EXERCISE TASK: Transcribe each of the following records line for line, keeping every character unchanged.

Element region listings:
####################

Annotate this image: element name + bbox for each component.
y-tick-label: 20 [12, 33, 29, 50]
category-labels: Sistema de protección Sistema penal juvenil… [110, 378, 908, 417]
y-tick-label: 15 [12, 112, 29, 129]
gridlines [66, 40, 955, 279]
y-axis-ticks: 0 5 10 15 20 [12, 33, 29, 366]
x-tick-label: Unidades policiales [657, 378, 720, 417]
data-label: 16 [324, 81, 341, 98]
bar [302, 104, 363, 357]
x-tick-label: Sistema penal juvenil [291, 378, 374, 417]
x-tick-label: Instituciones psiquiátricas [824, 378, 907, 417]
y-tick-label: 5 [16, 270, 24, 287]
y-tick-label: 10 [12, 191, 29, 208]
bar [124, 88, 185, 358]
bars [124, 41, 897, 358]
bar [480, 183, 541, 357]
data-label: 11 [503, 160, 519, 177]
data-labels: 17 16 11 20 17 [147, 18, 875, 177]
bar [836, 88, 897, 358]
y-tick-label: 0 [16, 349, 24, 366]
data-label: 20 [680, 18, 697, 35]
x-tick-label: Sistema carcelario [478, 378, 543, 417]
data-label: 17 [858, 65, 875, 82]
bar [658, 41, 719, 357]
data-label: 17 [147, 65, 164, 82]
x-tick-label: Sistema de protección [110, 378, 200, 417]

####################

WRITTEN ANSWER:
Annotate this image: element name + bbox for each component.
y-tick-label: 20 [12, 33, 29, 50]
category-labels: Sistema de protección Sistema penal juvenil… [110, 378, 908, 417]
y-tick-label: 15 [12, 112, 29, 129]
gridlines [66, 40, 955, 279]
y-axis-ticks: 0 5 10 15 20 [12, 33, 29, 366]
x-tick-label: Unidades policiales [657, 378, 720, 417]
data-label: 16 [324, 81, 341, 98]
bar [302, 104, 363, 357]
x-tick-label: Sistema penal juvenil [291, 378, 374, 417]
x-tick-label: Instituciones psiquiátricas [824, 378, 907, 417]
y-tick-label: 5 [16, 270, 24, 287]
y-tick-label: 10 [12, 191, 29, 208]
bar [124, 88, 185, 358]
bars [124, 41, 897, 358]
bar [480, 183, 541, 357]
data-label: 11 [503, 160, 519, 177]
data-labels: 17 16 11 20 17 [147, 18, 875, 177]
bar [836, 88, 897, 358]
y-tick-label: 0 [16, 349, 24, 366]
data-label: 20 [680, 18, 697, 35]
x-tick-label: Sistema carcelario [478, 378, 543, 417]
data-label: 17 [858, 65, 875, 82]
bar [658, 41, 719, 357]
data-label: 17 [147, 65, 164, 82]
x-tick-label: Sistema de protección [110, 378, 200, 417]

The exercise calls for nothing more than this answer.